▸ **GIVEN INSTRUCTION**:
Wherever "data" appears in a line, list that line.
───── RECORDS SHOWN
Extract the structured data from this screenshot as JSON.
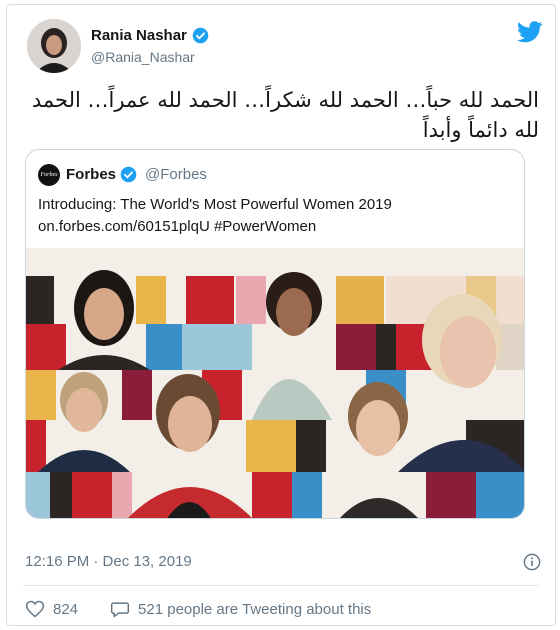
{
  "author": {
    "name": "Rania Nashar",
    "handle": "@Rania_Nashar"
  },
  "tweet": {
    "text": "الحمد لله حباً… الحمد لله شكراً… الحمد لله عمراً… الحمد لله دائماً وأبداً",
    "timestamp": "12:16 PM · Dec 13, 2019",
    "likes": "824",
    "replies_text": "521 people are Tweeting about this"
  },
  "quoted": {
    "logo_text": "Forbes",
    "name": "Forbes",
    "handle": "@Forbes",
    "line1": "Introducing: The World's Most Powerful Women 2019",
    "line2": "on.forbes.com/60151plqU #PowerWomen"
  },
  "colors": {
    "twitter_blue": "#1da1f2",
    "muted_text": "#657786",
    "verified_blue": "#1da1f2"
  },
  "icons": [
    "twitter-bird-icon",
    "verified-badge-icon",
    "info-icon",
    "heart-icon",
    "speech-bubble-icon"
  ]
}
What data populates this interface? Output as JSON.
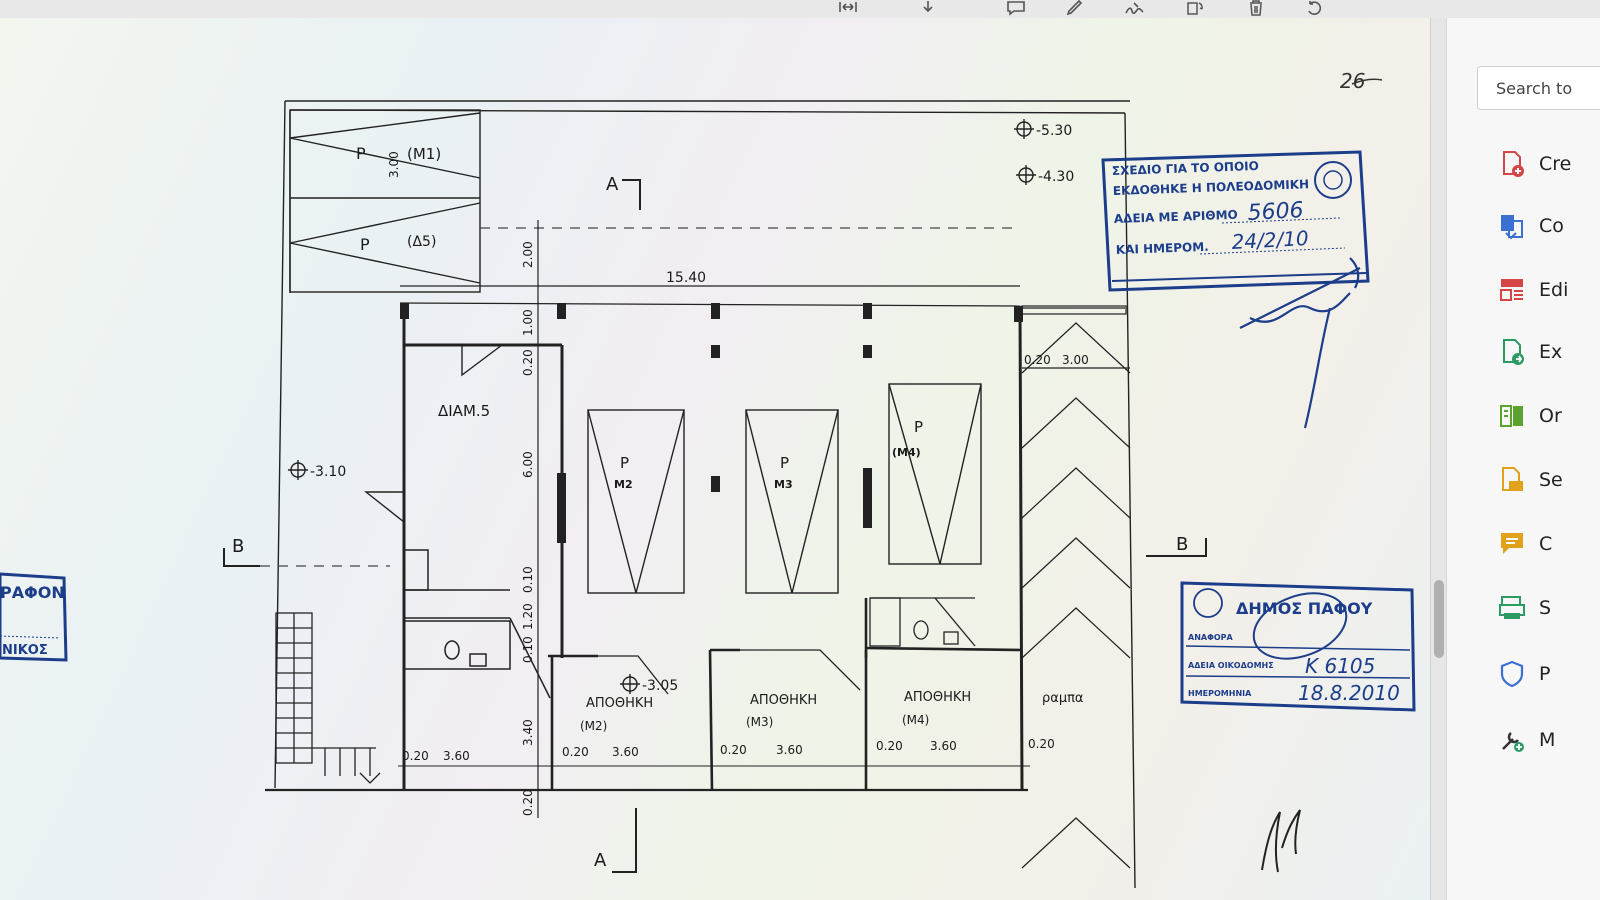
{
  "toolbar": {
    "icons": [
      "fit-width-icon",
      "download-icon",
      "comment-icon",
      "highlight-icon",
      "sign-icon",
      "rotate-page-icon",
      "delete-icon",
      "undo-icon"
    ]
  },
  "sidebar": {
    "search_placeholder": "Search to",
    "tools": [
      {
        "label": "Cre",
        "icon": "create-pdf-icon",
        "color": "#d64545"
      },
      {
        "label": "Co",
        "icon": "combine-files-icon",
        "color": "#3b6fd1"
      },
      {
        "label": "Edi",
        "icon": "edit-pdf-icon",
        "color": "#d64545"
      },
      {
        "label": "Ex",
        "icon": "export-pdf-icon",
        "color": "#2b9b63"
      },
      {
        "label": "Or",
        "icon": "organize-pages-icon",
        "color": "#5aa12e"
      },
      {
        "label": "Se",
        "icon": "send-for-comments-icon",
        "color": "#e0a21b"
      },
      {
        "label": "C",
        "icon": "comment-tool-icon",
        "color": "#e0a21b"
      },
      {
        "label": "S",
        "icon": "scan-icon",
        "color": "#2b9b63"
      },
      {
        "label": "P",
        "icon": "protect-icon",
        "color": "#3b6fd1"
      },
      {
        "label": "M",
        "icon": "more-tools-icon",
        "color": "#333333"
      }
    ]
  },
  "plan": {
    "page_number_mark": "26",
    "level_top_1": "-5.30",
    "level_top_2": "-4.30",
    "level_left": "-3.10",
    "level_store": "-3.05",
    "section_a_top": "A",
    "section_a_bottom": "A",
    "section_b_left": "B",
    "section_b_right": "B",
    "parking_m1": "P",
    "parking_m1_code": "(M1)",
    "parking_m1_dim": "3.00",
    "parking_d5": "P",
    "parking_d5_code": "(Δ5)",
    "parking_m2": "P",
    "parking_m2_code": "M2",
    "parking_m3": "P",
    "parking_m3_code": "M3",
    "parking_m4": "P",
    "parking_m4_code": "(M4)",
    "flat_label": "ΔΙΑΜ.5",
    "store_label": "ΑΠΟΘΗΚΗ",
    "store_m2": "(M2)",
    "store_m3": "(M3)",
    "store_m4": "(M4)",
    "ramp_label": "ραμπα",
    "dim_total": "15.40",
    "dim_200": "2.00",
    "dim_100": "1.00",
    "dim_020_v": "0.20",
    "dim_600": "6.00",
    "dim_010a": "0.10",
    "dim_120": "1.20",
    "dim_010b": "0.10",
    "dim_340": "3.40",
    "dim_020_bottom": "0.20",
    "dim_ramp_020": "0.20",
    "dim_ramp_300": "3.00",
    "dim_020": "0.20",
    "dim_360": "3.60",
    "left_stamp_line1": "ΡΑΦΟΝ",
    "left_stamp_line2": "ΝΙΚΟΣ"
  },
  "stamp_permit": {
    "line1": "ΣΧΕΔΙΟ ΓΙΑ ΤΟ ΟΠΟΙΟ",
    "line2": "ΕΚΔΟΘΗΚΕ Η ΠΟΛΕΟΔΟΜΙΚΗ",
    "line3_label": "ΑΔΕΙΑ ΜΕ ΑΡΙΘΜΟ",
    "line3_value": "5606",
    "line4_label": "ΚΑΙ ΗΜΕΡΟΜ.",
    "line4_value": "24/2/10"
  },
  "stamp_municipality": {
    "title": "ΔΗΜΟΣ ΠΑΦΟΥ",
    "row1_label": "ΑΝΑΦΟΡΑ",
    "row2_label": "ΑΔΕΙΑ ΟΙΚΟΔΟΜΗΣ",
    "row2_value": "Κ 6105",
    "row3_label": "ΗΜΕΡΟΜΗΝΙΑ",
    "row3_value": "18.8.2010"
  }
}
──────────
▸ **TASK RESPONSE**:
Extract the structured data from this screenshot as JSON.
What data populates this interface? Output as JSON.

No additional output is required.